● Text to read:
— START —

The above valuation of the properties, Nkr 355 million, refers to an estimate of their net sales value provided by an independent appraiser. The appraiser also estimated the potential annual rent income from properties at Nkr 75 million. It is mentioned in the D& T report that the companies' estimated income shows that they would not be able to service such rents.

The most modern production facilities, located in Oslo, have the capacity to replace production activities in Bergen and Trondheim (6). Centralization of production activities to Oslo would therefore allow significant cost savings to be realized. Arcus would in such a case also benefit from proceeds from sales, or alternatively from rent income from the properties in Bergen and Trondheim. Their combined sales value is estimated to Nkr 155 million.

The Norwegian authorities state that the Arcus companies' fixed assets are needed to continue production and distribution activities, and that there are no plans to sell off important fixed assets at present. They have on the other hand informed the Authority that the sale of any of the Arcus Group's fixed assets, such as land and buildings, would require a decision by the Board of Directors and the Corporate Assembly, see Sections 8-7 and 8-20 of the Joint Stock Companies Act, that Arcus AS does not need government approval in this matter and that the proceeds from any such sales are at the disposal of Arcus AS.

— END —

● Short problem 1:
In the text on the Arcus properties, what potential annual rent income did the independent appraiser estimate for the properties?

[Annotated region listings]
— START —

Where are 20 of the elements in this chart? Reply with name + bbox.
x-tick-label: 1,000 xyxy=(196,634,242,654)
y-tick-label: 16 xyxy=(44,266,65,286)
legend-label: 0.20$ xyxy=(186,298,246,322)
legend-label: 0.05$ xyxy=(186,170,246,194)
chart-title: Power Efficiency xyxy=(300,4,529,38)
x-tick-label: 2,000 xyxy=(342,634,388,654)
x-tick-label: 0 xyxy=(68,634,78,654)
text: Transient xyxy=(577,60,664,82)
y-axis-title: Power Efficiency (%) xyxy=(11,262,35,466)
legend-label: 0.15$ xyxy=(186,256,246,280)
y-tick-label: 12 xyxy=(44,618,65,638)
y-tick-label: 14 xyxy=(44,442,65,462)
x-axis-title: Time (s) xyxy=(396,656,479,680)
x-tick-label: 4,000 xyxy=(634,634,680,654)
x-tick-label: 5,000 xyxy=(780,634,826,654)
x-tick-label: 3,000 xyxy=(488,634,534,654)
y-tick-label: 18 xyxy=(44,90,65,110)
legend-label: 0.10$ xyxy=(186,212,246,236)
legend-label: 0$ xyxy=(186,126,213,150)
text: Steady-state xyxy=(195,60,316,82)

— END —

● Short problem 2:
Duplicate every one of the records above line for line, without any changes.

● Answer 1:
Nkr 75 million.

● Answer 2:
Where are 20 of the elements in this chart? Reply with name + bbox.
x-tick-label: 1,000 xyxy=(196,634,242,654)
y-tick-label: 16 xyxy=(44,266,65,286)
legend-label: 0.20$ xyxy=(186,298,246,322)
legend-label: 0.05$ xyxy=(186,170,246,194)
chart-title: Power Efficiency xyxy=(300,4,529,38)
x-tick-label: 2,000 xyxy=(342,634,388,654)
x-tick-label: 0 xyxy=(68,634,78,654)
text: Transient xyxy=(577,60,664,82)
y-axis-title: Power Efficiency (%) xyxy=(11,262,35,466)
legend-label: 0.15$ xyxy=(186,256,246,280)
y-tick-label: 12 xyxy=(44,618,65,638)
y-tick-label: 14 xyxy=(44,442,65,462)
x-axis-title: Time (s) xyxy=(396,656,479,680)
x-tick-label: 4,000 xyxy=(634,634,680,654)
x-tick-label: 5,000 xyxy=(780,634,826,654)
x-tick-label: 3,000 xyxy=(488,634,534,654)
y-tick-label: 18 xyxy=(44,90,65,110)
legend-label: 0.10$ xyxy=(186,212,246,236)
legend-label: 0$ xyxy=(186,126,213,150)
text: Steady-state xyxy=(195,60,316,82)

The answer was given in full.